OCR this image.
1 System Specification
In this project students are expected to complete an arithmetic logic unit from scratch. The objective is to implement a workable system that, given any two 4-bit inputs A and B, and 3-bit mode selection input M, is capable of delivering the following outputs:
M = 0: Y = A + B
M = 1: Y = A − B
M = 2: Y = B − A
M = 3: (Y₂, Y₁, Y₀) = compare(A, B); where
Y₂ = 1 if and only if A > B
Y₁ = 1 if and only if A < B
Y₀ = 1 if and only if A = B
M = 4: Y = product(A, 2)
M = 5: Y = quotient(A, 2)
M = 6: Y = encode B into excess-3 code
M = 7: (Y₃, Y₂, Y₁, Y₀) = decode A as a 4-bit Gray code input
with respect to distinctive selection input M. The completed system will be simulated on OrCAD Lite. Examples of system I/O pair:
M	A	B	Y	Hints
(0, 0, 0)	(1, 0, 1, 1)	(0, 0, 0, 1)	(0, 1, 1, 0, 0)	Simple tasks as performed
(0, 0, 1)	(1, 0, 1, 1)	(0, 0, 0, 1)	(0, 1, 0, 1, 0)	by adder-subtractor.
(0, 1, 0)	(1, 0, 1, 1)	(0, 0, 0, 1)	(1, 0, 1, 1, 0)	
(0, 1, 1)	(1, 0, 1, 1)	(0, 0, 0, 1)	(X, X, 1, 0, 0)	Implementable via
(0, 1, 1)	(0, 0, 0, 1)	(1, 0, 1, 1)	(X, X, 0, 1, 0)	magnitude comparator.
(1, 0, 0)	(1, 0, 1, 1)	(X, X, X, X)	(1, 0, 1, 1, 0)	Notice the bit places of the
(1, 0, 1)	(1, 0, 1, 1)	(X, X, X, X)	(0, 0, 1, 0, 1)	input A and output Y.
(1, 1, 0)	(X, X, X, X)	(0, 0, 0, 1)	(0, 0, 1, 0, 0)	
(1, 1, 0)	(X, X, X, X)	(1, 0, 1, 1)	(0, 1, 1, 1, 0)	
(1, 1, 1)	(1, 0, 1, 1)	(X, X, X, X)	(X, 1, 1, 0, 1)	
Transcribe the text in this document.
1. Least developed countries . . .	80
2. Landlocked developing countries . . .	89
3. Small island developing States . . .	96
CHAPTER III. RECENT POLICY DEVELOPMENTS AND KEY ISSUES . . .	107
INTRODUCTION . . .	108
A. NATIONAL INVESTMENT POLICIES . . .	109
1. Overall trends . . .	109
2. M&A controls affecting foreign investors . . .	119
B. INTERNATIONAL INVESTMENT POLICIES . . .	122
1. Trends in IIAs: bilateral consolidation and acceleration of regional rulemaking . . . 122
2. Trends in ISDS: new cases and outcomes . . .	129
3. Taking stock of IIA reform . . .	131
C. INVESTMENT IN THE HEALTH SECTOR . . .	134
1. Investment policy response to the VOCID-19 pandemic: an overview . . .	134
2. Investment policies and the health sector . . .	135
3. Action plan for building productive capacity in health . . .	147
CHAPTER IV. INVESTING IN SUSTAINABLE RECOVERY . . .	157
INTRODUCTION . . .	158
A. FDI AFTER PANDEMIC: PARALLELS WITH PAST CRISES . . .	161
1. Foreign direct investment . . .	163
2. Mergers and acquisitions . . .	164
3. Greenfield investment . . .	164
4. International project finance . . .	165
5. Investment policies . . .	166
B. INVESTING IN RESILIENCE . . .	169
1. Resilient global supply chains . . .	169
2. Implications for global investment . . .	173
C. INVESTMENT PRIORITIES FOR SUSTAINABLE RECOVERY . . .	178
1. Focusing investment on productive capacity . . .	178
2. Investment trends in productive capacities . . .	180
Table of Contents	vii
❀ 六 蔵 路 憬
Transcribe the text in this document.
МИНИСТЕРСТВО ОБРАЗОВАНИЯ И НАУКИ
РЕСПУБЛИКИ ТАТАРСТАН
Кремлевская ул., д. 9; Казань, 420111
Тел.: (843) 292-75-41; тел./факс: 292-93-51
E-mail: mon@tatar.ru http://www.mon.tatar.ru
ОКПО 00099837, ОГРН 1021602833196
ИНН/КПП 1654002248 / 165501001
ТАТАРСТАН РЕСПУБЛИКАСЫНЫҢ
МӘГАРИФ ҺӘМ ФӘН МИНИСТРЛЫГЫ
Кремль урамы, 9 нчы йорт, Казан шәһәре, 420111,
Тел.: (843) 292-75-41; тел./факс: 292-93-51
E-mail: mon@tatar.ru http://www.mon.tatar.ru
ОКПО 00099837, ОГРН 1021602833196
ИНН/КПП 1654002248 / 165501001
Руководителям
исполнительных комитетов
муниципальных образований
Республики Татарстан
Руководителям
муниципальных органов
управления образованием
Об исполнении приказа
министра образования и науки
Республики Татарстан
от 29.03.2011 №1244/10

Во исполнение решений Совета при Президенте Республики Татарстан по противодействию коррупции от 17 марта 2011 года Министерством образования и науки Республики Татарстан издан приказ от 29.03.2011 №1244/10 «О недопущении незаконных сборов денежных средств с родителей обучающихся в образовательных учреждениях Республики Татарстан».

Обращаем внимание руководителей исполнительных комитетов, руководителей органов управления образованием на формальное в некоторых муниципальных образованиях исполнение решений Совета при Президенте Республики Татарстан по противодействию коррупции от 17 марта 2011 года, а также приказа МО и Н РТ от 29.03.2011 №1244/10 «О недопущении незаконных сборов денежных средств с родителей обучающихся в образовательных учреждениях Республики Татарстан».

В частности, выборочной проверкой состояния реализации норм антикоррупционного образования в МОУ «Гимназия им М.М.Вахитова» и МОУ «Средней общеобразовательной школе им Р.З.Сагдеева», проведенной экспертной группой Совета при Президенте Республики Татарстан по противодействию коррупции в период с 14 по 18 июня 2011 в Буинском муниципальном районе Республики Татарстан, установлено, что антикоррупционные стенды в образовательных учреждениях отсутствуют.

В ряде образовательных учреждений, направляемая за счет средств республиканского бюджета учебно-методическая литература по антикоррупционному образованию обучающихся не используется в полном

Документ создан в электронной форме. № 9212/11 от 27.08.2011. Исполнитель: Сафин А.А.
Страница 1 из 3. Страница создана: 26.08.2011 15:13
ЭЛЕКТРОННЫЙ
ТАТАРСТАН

Task statement – Repeat every entry exactly as written above.

Output for this task –
OCR this image.
1 System Specification
In this project students are expected to complete an arithmetic logic unit from scratch. The objective is to implement a workable system that, given any two 4-bit inputs A and B, and 3-bit mode selection input M, is capable of delivering the following outputs:
M = 0: Y = A + B
M = 1: Y = A − B
M = 2: Y = B − A
M = 3: (Y₂, Y₁, Y₀) = compare(A, B); where
Y₂ = 1 if and only if A > B
Y₁ = 1 if and only if A < B
Y₀ = 1 if and only if A = B
M = 4: Y = product(A, 2)
M = 5: Y = quotient(A, 2)
M = 6: Y = encode B into excess-3 code
M = 7: (Y₃, Y₂, Y₁, Y₀) = decode A as a 4-bit Gray code input
with respect to distinctive selection input M. The completed system will be simulated on OrCAD Lite. Examples of system I/O pair:
M	A	B	Y	Hints
(0, 0, 0)	(1, 0, 1, 1)	(0, 0, 0, 1)	(0, 1, 1, 0, 0)	Simple tasks as performed
(0, 0, 1)	(1, 0, 1, 1)	(0, 0, 0, 1)	(0, 1, 0, 1, 0)	by adder-subtractor.
(0, 1, 0)	(1, 0, 1, 1)	(0, 0, 0, 1)	(1, 0, 1, 1, 0)	
(0, 1, 1)	(1, 0, 1, 1)	(0, 0, 0, 1)	(X, X, 1, 0, 0)	Implementable via
(0, 1, 1)	(0, 0, 0, 1)	(1, 0, 1, 1)	(X, X, 0, 1, 0)	magnitude comparator.
(1, 0, 0)	(1, 0, 1, 1)	(X, X, X, X)	(1, 0, 1, 1, 0)	Notice the bit places of the
(1, 0, 1)	(1, 0, 1, 1)	(X, X, X, X)	(0, 0, 1, 0, 1)	input A and output Y.
(1, 1, 0)	(X, X, X, X)	(0, 0, 0, 1)	(0, 0, 1, 0, 0)	
(1, 1, 0)	(X, X, X, X)	(1, 0, 1, 1)	(0, 1, 1, 1, 0)	
(1, 1, 1)	(1, 0, 1, 1)	(X, X, X, X)	(X, 1, 1, 0, 1)	
Transcribe the text in this document.
1. Least developed countries . . .	80
2. Landlocked developing countries . . .	89
3. Small island developing States . . .	96
CHAPTER III. RECENT POLICY DEVELOPMENTS AND KEY ISSUES . . .	107
INTRODUCTION . . .	108
A. NATIONAL INVESTMENT POLICIES . . .	109
1. Overall trends . . .	109
2. M&A controls affecting foreign investors . . .	119
B. INTERNATIONAL INVESTMENT POLICIES . . .	122
1. Trends in IIAs: bilateral consolidation and acceleration of regional rulemaking . . . 122
2. Trends in ISDS: new cases and outcomes . . .	129
3. Taking stock of IIA reform . . .	131
C. INVESTMENT IN THE HEALTH SECTOR . . .	134
1. Investment policy response to the VOCID-19 pandemic: an overview . . .	134
2. Investment policies and the health sector . . .	135
3. Action plan for building productive capacity in health . . .	147
CHAPTER IV. INVESTING IN SUSTAINABLE RECOVERY . . .	157
INTRODUCTION . . .	158
A. FDI AFTER PANDEMIC: PARALLELS WITH PAST CRISES . . .	161
1. Foreign direct investment . . .	163
2. Mergers and acquisitions . . .	164
3. Greenfield investment . . .	164
4. International project finance . . .	165
5. Investment policies . . .	166
B. INVESTING IN RESILIENCE . . .	169
1. Resilient global supply chains . . .	169
2. Implications for global investment . . .	173
C. INVESTMENT PRIORITIES FOR SUSTAINABLE RECOVERY . . .	178
1. Focusing investment on productive capacity . . .	178
2. Investment trends in productive capacities . . .	180
Table of Contents	vii
❀ 六 蔵 路 憬
Transcribe the text in this document.
МИНИСТЕРСТВО ОБРАЗОВАНИЯ И НАУКИ
РЕСПУБЛИКИ ТАТАРСТАН
Кремлевская ул., д. 9; Казань, 420111
Тел.: (843) 292-75-41; тел./факс: 292-93-51
E-mail: mon@tatar.ru http://www.mon.tatar.ru
ОКПО 00099837, ОГРН 1021602833196
ИНН/КПП 1654002248 / 165501001
ТАТАРСТАН РЕСПУБЛИКАСЫНЫҢ
МӘГАРИФ ҺӘМ ФӘН МИНИСТРЛЫГЫ
Кремль урамы, 9 нчы йорт, Казан шәһәре, 420111,
Тел.: (843) 292-75-41; тел./факс: 292-93-51
E-mail: mon@tatar.ru http://www.mon.tatar.ru
ОКПО 00099837, ОГРН 1021602833196
ИНН/КПП 1654002248 / 165501001
Руководителям
исполнительных комитетов
муниципальных образований
Республики Татарстан
Руководителям
муниципальных органов
управления образованием
Об исполнении приказа
министра образования и науки
Республики Татарстан
от 29.03.2011 №1244/10

Во исполнение решений Совета при Президенте Республики Татарстан по противодействию коррупции от 17 марта 2011 года Министерством образования и науки Республики Татарстан издан приказ от 29.03.2011 №1244/10 «О недопущении незаконных сборов денежных средств с родителей обучающихся в образовательных учреждениях Республики Татарстан».

Обращаем внимание руководителей исполнительных комитетов, руководителей органов управления образованием на формальное в некоторых муниципальных образованиях исполнение решений Совета при Президенте Республики Татарстан по противодействию коррупции от 17 марта 2011 года, а также приказа МО и Н РТ от 29.03.2011 №1244/10 «О недопущении незаконных сборов денежных средств с родителей обучающихся в образовательных учреждениях Республики Татарстан».

В частности, выборочной проверкой состояния реализации норм антикоррупционного образования в МОУ «Гимназия им М.М.Вахитова» и МОУ «Средней общеобразовательной школе им Р.З.Сагдеева», проведенной экспертной группой Совета при Президенте Республики Татарстан по противодействию коррупции в период с 14 по 18 июня 2011 в Буинском муниципальном районе Республики Татарстан, установлено, что антикоррупционные стенды в образовательных учреждениях отсутствуют.

В ряде образовательных учреждений, направляемая за счет средств республиканского бюджета учебно-методическая литература по антикоррупционному образованию обучающихся не используется в полном

Документ создан в электронной форме. № 9212/11 от 27.08.2011. Исполнитель: Сафин А.А.
Страница 1 из 3. Страница создана: 26.08.2011 15:13
ЭЛЕКТРОННЫЙ
ТАТАРСТАН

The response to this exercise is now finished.